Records
▶
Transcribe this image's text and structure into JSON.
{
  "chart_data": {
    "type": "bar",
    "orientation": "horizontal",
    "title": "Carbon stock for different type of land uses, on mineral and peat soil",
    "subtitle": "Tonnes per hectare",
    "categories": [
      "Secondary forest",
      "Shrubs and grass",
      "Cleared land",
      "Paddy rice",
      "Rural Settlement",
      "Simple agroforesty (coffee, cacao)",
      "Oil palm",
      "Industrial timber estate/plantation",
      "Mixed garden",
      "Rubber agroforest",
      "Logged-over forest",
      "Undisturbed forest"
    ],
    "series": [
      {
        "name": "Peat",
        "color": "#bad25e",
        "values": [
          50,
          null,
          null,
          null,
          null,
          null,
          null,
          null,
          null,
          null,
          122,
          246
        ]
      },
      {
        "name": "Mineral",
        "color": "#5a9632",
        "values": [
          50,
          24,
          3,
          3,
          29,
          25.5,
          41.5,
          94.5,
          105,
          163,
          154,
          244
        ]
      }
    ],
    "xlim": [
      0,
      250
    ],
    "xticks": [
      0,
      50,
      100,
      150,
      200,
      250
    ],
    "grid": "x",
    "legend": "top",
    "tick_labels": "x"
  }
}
◀
GIVEN PROBLEM
How many of the lines above hold "type"? Answer with only the number.

REPLY TO THE EXERCISE
2